Passage to read ▸
────

The key design issues currently reside with the pointing mechanism development. The ETPM offers a robust configuration capable of supporting different Hall Effect thruster variants.
The ETPM deployable building blocks are also designed to be (in the future) compatible for antenna deployment.
The ETPM is a critical component for the mission execution. As such, it must propose a robust and reliable solution to ensure flawless mission executions while ensuring a clear mass gain justifying its competitivity compared to existing solutions.
To meet this goal the ETPM structure and single components must be thoroughly tested and meticulously designed, manufactured assembled and tested.
When compared to existing thruster module assemblies, the benefits of the ETPM may be listed as:
- Offers mass benefits for any given thruster payload
- Supports a wide range of thruster variants
- Enabler for full electrical telecom satellite
- Modular, completely self-contained assembly
- Low shock, non-explosive release of the launch lock assembly
- Benign load transfer function
- Proven actuating life
- Competitive cost compared closely to currently existing thruster pointing systemproposed solutions, through a standardized and multi-application building block approach.
The Extendable Thruster Pointing Mechanism’s, subject of this study, aims at enhancing the overall competitiveness and performance of E3000 satellites in order to fully answer operators’ needs and requirements. The recent introduction of much cheaper launcher for low/medium launch masses created an economic opportunity to extend the use of PPS on a much wider range of payload. The use of EOR (Electric Orbit Rising) instead of chemical propulsion for the transfer phase allows reducing propellant mass, and therefore to increase the maximum allowable spacecraft dry mass.

────

Available data ▸

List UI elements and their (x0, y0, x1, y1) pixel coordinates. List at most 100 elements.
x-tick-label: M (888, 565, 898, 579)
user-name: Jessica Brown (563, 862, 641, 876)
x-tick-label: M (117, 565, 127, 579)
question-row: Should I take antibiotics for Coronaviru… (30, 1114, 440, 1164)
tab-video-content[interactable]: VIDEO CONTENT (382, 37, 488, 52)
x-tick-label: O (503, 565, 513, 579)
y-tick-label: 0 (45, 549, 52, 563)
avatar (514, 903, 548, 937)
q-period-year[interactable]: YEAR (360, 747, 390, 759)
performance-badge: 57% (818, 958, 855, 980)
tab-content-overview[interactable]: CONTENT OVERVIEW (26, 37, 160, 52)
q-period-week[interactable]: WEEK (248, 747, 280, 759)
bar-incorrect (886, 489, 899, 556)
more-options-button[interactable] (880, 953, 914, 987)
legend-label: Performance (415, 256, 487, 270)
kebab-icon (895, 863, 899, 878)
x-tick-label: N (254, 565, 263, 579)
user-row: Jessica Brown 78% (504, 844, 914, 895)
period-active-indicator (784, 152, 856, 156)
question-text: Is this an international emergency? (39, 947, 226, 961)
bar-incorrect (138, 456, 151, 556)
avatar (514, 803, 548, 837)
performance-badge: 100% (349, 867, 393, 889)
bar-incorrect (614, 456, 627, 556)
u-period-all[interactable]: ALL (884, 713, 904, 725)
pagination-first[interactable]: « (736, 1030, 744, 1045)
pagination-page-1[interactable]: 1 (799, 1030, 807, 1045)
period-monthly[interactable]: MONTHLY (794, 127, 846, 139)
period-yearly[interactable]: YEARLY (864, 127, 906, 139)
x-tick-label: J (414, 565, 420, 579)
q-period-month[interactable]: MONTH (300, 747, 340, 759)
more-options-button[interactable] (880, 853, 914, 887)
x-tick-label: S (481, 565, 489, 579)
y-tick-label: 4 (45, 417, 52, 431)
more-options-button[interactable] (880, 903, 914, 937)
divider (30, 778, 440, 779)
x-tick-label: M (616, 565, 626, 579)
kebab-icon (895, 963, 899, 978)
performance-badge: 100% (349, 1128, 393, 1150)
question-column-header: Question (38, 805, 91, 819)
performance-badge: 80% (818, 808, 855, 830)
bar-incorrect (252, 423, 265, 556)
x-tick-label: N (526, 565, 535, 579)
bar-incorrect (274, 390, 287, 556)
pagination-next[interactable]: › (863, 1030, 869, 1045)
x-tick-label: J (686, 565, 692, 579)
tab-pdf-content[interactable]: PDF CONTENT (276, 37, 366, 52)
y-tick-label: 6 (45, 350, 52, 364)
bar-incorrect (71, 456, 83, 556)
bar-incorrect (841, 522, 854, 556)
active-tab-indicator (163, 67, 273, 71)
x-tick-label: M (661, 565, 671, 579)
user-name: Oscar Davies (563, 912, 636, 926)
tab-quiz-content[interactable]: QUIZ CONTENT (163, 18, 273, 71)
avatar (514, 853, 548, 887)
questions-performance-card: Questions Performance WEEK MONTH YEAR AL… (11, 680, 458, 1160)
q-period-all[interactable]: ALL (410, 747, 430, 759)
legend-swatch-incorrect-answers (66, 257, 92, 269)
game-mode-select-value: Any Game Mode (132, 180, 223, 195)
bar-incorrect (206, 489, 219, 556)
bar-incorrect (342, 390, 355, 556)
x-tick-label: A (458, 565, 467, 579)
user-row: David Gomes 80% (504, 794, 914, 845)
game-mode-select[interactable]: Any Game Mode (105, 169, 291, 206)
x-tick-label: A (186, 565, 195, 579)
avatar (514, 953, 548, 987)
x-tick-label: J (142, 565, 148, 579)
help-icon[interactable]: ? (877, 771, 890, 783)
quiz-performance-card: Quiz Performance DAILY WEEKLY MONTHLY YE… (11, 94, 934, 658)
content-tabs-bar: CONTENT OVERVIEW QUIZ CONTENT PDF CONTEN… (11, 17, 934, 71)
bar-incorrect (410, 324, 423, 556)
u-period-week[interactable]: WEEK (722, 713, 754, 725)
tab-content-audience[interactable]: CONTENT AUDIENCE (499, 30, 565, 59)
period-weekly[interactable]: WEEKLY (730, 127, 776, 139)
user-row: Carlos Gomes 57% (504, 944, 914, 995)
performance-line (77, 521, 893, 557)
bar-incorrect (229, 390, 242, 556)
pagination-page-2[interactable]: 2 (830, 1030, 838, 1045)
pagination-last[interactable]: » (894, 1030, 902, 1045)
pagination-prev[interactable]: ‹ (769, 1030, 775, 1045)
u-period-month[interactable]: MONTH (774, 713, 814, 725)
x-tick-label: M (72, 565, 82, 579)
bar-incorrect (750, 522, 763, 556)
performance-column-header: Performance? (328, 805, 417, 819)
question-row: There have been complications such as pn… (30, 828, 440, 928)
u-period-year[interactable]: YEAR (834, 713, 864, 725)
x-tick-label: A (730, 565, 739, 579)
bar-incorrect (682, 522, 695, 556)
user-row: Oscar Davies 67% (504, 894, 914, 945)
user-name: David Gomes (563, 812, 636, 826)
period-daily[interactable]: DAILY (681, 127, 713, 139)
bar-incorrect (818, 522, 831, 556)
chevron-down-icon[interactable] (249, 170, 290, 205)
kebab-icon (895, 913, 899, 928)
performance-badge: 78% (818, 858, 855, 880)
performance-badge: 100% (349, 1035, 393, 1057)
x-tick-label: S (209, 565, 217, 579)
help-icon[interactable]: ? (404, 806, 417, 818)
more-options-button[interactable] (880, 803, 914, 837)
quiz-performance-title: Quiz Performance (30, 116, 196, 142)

────

Tasks and exercises ▸
**a)** From the ETPM text, list every benefit it gives for the ETPM over existing thruster module assemblies.
**b)** According to the ETPM text, what does using EOR instead of chemical propulsion for the transfer phase allow?
The items above are separate material, unrelated to the ETPM text.

Results of the tasks ▸
**a)**
- Offers mass benefits for any given thruster payload
- Supports a wide range of thruster variants
- Enabler for full electrical telecom satellite
- Modular, completely self-contained assembly
- Low shock, non-explosive release of the launch lock assembly
- Benign load transfer function
- Proven actuating life
- Competitive cost through a standardized and multi-application building block approach

**b)** It allows reducing propellant mass, and therefore increasing the maximum allowable spacecraft dry mass.